Data listing
+---+
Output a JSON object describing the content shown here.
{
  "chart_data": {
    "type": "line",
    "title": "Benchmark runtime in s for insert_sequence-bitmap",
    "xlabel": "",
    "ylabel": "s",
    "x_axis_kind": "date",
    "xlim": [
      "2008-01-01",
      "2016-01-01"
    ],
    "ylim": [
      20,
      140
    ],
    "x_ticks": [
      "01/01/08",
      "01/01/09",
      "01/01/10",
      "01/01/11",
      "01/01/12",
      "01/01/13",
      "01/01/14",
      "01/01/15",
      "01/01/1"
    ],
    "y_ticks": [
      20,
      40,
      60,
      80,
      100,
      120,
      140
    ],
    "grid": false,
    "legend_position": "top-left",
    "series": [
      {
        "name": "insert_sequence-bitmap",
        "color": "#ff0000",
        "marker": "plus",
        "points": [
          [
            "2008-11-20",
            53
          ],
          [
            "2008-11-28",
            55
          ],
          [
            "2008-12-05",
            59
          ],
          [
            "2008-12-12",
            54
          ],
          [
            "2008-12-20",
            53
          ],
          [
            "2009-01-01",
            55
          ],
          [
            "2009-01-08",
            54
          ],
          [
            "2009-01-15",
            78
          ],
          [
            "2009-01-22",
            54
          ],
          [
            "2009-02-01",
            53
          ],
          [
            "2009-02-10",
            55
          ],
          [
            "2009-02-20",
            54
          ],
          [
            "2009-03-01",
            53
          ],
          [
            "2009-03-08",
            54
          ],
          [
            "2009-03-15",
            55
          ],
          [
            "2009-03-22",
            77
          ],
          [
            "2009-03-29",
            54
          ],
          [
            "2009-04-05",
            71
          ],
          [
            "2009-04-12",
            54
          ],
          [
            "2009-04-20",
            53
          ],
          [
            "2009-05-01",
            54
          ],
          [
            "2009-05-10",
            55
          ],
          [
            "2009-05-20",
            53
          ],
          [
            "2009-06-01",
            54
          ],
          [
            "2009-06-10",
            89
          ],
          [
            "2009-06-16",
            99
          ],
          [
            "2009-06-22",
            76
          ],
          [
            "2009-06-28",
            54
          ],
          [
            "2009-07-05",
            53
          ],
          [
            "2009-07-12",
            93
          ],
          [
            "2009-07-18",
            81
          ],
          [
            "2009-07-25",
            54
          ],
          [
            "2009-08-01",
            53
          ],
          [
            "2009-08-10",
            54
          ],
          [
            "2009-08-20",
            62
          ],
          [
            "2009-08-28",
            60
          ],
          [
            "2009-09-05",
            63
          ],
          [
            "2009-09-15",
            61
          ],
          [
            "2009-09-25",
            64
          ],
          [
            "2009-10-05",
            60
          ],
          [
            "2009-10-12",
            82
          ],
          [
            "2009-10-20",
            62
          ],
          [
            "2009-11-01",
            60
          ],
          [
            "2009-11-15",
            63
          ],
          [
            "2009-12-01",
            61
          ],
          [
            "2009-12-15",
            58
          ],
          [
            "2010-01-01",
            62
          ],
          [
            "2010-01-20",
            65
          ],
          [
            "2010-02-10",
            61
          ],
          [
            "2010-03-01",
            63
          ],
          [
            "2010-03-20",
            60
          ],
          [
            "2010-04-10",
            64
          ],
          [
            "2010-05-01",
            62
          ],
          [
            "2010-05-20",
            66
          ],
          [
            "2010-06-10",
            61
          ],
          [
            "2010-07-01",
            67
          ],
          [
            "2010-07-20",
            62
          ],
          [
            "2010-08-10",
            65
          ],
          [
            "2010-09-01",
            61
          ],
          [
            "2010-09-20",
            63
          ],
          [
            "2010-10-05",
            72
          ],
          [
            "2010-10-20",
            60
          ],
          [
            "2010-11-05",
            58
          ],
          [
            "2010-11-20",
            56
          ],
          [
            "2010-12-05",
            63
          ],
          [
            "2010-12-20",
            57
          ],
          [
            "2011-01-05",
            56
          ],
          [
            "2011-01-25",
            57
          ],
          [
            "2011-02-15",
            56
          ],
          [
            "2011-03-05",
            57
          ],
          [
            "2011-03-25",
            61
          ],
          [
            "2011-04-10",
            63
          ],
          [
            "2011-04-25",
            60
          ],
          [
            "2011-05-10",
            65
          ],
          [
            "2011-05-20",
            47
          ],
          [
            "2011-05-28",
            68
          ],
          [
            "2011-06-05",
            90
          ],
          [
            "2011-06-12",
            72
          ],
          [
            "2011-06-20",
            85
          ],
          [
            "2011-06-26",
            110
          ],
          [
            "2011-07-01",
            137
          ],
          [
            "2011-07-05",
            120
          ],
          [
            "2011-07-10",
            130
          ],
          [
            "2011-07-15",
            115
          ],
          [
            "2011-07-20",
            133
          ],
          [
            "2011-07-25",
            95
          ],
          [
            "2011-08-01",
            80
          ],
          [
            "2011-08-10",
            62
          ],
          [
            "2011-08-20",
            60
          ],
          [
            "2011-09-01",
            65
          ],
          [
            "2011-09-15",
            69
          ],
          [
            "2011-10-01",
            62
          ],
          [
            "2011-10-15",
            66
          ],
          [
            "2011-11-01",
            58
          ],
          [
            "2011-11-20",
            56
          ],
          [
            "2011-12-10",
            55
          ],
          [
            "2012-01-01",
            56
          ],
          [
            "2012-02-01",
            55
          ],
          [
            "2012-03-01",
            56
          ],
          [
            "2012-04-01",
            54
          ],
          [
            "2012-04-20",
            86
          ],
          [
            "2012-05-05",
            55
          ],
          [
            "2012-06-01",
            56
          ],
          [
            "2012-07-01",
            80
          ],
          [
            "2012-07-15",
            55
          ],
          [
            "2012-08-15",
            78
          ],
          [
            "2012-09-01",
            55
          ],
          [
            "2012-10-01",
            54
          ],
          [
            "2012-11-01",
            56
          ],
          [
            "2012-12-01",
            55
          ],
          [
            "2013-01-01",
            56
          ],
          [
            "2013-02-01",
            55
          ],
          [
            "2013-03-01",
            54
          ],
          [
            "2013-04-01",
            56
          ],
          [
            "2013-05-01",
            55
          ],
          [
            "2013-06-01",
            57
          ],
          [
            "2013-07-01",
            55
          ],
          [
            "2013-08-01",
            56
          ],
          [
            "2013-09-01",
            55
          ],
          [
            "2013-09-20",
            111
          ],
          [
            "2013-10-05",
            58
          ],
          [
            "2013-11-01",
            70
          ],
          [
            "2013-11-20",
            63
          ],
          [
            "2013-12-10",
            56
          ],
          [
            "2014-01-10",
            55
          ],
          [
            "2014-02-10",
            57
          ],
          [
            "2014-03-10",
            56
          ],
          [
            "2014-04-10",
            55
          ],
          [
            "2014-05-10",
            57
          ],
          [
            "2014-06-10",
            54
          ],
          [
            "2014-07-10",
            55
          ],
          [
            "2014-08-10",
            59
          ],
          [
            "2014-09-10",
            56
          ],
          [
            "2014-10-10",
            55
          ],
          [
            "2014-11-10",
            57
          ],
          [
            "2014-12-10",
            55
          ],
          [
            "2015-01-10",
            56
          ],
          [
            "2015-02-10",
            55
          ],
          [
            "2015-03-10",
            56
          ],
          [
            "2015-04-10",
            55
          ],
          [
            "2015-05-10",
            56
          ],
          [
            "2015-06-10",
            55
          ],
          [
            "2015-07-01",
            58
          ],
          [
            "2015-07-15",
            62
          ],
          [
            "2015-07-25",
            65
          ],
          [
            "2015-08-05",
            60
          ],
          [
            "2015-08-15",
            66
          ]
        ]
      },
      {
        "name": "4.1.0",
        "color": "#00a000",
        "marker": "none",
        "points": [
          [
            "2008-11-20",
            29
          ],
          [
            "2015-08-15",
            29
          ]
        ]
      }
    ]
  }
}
+---+
▶ _What this task involves_
Copy the records above exactly as they appear.

▶ _Reply_
Output a JSON object describing the content shown here.
{
  "chart_data": {
    "type": "line",
    "title": "Benchmark runtime in s for insert_sequence-bitmap",
    "xlabel": "",
    "ylabel": "s",
    "x_axis_kind": "date",
    "xlim": [
      "2008-01-01",
      "2016-01-01"
    ],
    "ylim": [
      20,
      140
    ],
    "x_ticks": [
      "01/01/08",
      "01/01/09",
      "01/01/10",
      "01/01/11",
      "01/01/12",
      "01/01/13",
      "01/01/14",
      "01/01/15",
      "01/01/1"
    ],
    "y_ticks": [
      20,
      40,
      60,
      80,
      100,
      120,
      140
    ],
    "grid": false,
    "legend_position": "top-left",
    "series": [
      {
        "name": "insert_sequence-bitmap",
        "color": "#ff0000",
        "marker": "plus",
        "points": [
          [
            "2008-11-20",
            53
          ],
          [
            "2008-11-28",
            55
          ],
          [
            "2008-12-05",
            59
          ],
          [
            "2008-12-12",
            54
          ],
          [
            "2008-12-20",
            53
          ],
          [
            "2009-01-01",
            55
          ],
          [
            "2009-01-08",
            54
          ],
          [
            "2009-01-15",
            78
          ],
          [
            "2009-01-22",
            54
          ],
          [
            "2009-02-01",
            53
          ],
          [
            "2009-02-10",
            55
          ],
          [
            "2009-02-20",
            54
          ],
          [
            "2009-03-01",
            53
          ],
          [
            "2009-03-08",
            54
          ],
          [
            "2009-03-15",
            55
          ],
          [
            "2009-03-22",
            77
          ],
          [
            "2009-03-29",
            54
          ],
          [
            "2009-04-05",
            71
          ],
          [
            "2009-04-12",
            54
          ],
          [
            "2009-04-20",
            53
          ],
          [
            "2009-05-01",
            54
          ],
          [
            "2009-05-10",
            55
          ],
          [
            "2009-05-20",
            53
          ],
          [
            "2009-06-01",
            54
          ],
          [
            "2009-06-10",
            89
          ],
          [
            "2009-06-16",
            99
          ],
          [
            "2009-06-22",
            76
          ],
          [
            "2009-06-28",
            54
          ],
          [
            "2009-07-05",
            53
          ],
          [
            "2009-07-12",
            93
          ],
          [
            "2009-07-18",
            81
          ],
          [
            "2009-07-25",
            54
          ],
          [
            "2009-08-01",
            53
          ],
          [
            "2009-08-10",
            54
          ],
          [
            "2009-08-20",
            62
          ],
          [
            "2009-08-28",
            60
          ],
          [
            "2009-09-05",
            63
          ],
          [
            "2009-09-15",
            61
          ],
          [
            "2009-09-25",
            64
          ],
          [
            "2009-10-05",
            60
          ],
          [
            "2009-10-12",
            82
          ],
          [
            "2009-10-20",
            62
          ],
          [
            "2009-11-01",
            60
          ],
          [
            "2009-11-15",
            63
          ],
          [
            "2009-12-01",
            61
          ],
          [
            "2009-12-15",
            58
          ],
          [
            "2010-01-01",
            62
          ],
          [
            "2010-01-20",
            65
          ],
          [
            "2010-02-10",
            61
          ],
          [
            "2010-03-01",
            63
          ],
          [
            "2010-03-20",
            60
          ],
          [
            "2010-04-10",
            64
          ],
          [
            "2010-05-01",
            62
          ],
          [
            "2010-05-20",
            66
          ],
          [
            "2010-06-10",
            61
          ],
          [
            "2010-07-01",
            67
          ],
          [
            "2010-07-20",
            62
          ],
          [
            "2010-08-10",
            65
          ],
          [
            "2010-09-01",
            61
          ],
          [
            "2010-09-20",
            63
          ],
          [
            "2010-10-05",
            72
          ],
          [
            "2010-10-20",
            60
          ],
          [
            "2010-11-05",
            58
          ],
          [
            "2010-11-20",
            56
          ],
          [
            "2010-12-05",
            63
          ],
          [
            "2010-12-20",
            57
          ],
          [
            "2011-01-05",
            56
          ],
          [
            "2011-01-25",
            57
          ],
          [
            "2011-02-15",
            56
          ],
          [
            "2011-03-05",
            57
          ],
          [
            "2011-03-25",
            61
          ],
          [
            "2011-04-10",
            63
          ],
          [
            "2011-04-25",
            60
          ],
          [
            "2011-05-10",
            65
          ],
          [
            "2011-05-20",
            47
          ],
          [
            "2011-05-28",
            68
          ],
          [
            "2011-06-05",
            90
          ],
          [
            "2011-06-12",
            72
          ],
          [
            "2011-06-20",
            85
          ],
          [
            "2011-06-26",
            110
          ],
          [
            "2011-07-01",
            137
          ],
          [
            "2011-07-05",
            120
          ],
          [
            "2011-07-10",
            130
          ],
          [
            "2011-07-15",
            115
          ],
          [
            "2011-07-20",
            133
          ],
          [
            "2011-07-25",
            95
          ],
          [
            "2011-08-01",
            80
          ],
          [
            "2011-08-10",
            62
          ],
          [
            "2011-08-20",
            60
          ],
          [
            "2011-09-01",
            65
          ],
          [
            "2011-09-15",
            69
          ],
          [
            "2011-10-01",
            62
          ],
          [
            "2011-10-15",
            66
          ],
          [
            "2011-11-01",
            58
          ],
          [
            "2011-11-20",
            56
          ],
          [
            "2011-12-10",
            55
          ],
          [
            "2012-01-01",
            56
          ],
          [
            "2012-02-01",
            55
          ],
          [
            "2012-03-01",
            56
          ],
          [
            "2012-04-01",
            54
          ],
          [
            "2012-04-20",
            86
          ],
          [
            "2012-05-05",
            55
          ],
          [
            "2012-06-01",
            56
          ],
          [
            "2012-07-01",
            80
          ],
          [
            "2012-07-15",
            55
          ],
          [
            "2012-08-15",
            78
          ],
          [
            "2012-09-01",
            55
          ],
          [
            "2012-10-01",
            54
          ],
          [
            "2012-11-01",
            56
          ],
          [
            "2012-12-01",
            55
          ],
          [
            "2013-01-01",
            56
          ],
          [
            "2013-02-01",
            55
          ],
          [
            "2013-03-01",
            54
          ],
          [
            "2013-04-01",
            56
          ],
          [
            "2013-05-01",
            55
          ],
          [
            "2013-06-01",
            57
          ],
          [
            "2013-07-01",
            55
          ],
          [
            "2013-08-01",
            56
          ],
          [
            "2013-09-01",
            55
          ],
          [
            "2013-09-20",
            111
          ],
          [
            "2013-10-05",
            58
          ],
          [
            "2013-11-01",
            70
          ],
          [
            "2013-11-20",
            63
          ],
          [
            "2013-12-10",
            56
          ],
          [
            "2014-01-10",
            55
          ],
          [
            "2014-02-10",
            57
          ],
          [
            "2014-03-10",
            56
          ],
          [
            "2014-04-10",
            55
          ],
          [
            "2014-05-10",
            57
          ],
          [
            "2014-06-10",
            54
          ],
          [
            "2014-07-10",
            55
          ],
          [
            "2014-08-10",
            59
          ],
          [
            "2014-09-10",
            56
          ],
          [
            "2014-10-10",
            55
          ],
          [
            "2014-11-10",
            57
          ],
          [
            "2014-12-10",
            55
          ],
          [
            "2015-01-10",
            56
          ],
          [
            "2015-02-10",
            55
          ],
          [
            "2015-03-10",
            56
          ],
          [
            "2015-04-10",
            55
          ],
          [
            "2015-05-10",
            56
          ],
          [
            "2015-06-10",
            55
          ],
          [
            "2015-07-01",
            58
          ],
          [
            "2015-07-15",
            62
          ],
          [
            "2015-07-25",
            65
          ],
          [
            "2015-08-05",
            60
          ],
          [
            "2015-08-15",
            66
          ]
        ]
      },
      {
        "name": "4.1.0",
        "color": "#00a000",
        "marker": "none",
        "points": [
          [
            "2008-11-20",
            29
          ],
          [
            "2015-08-15",
            29
          ]
        ]
      }
    ]
  }
}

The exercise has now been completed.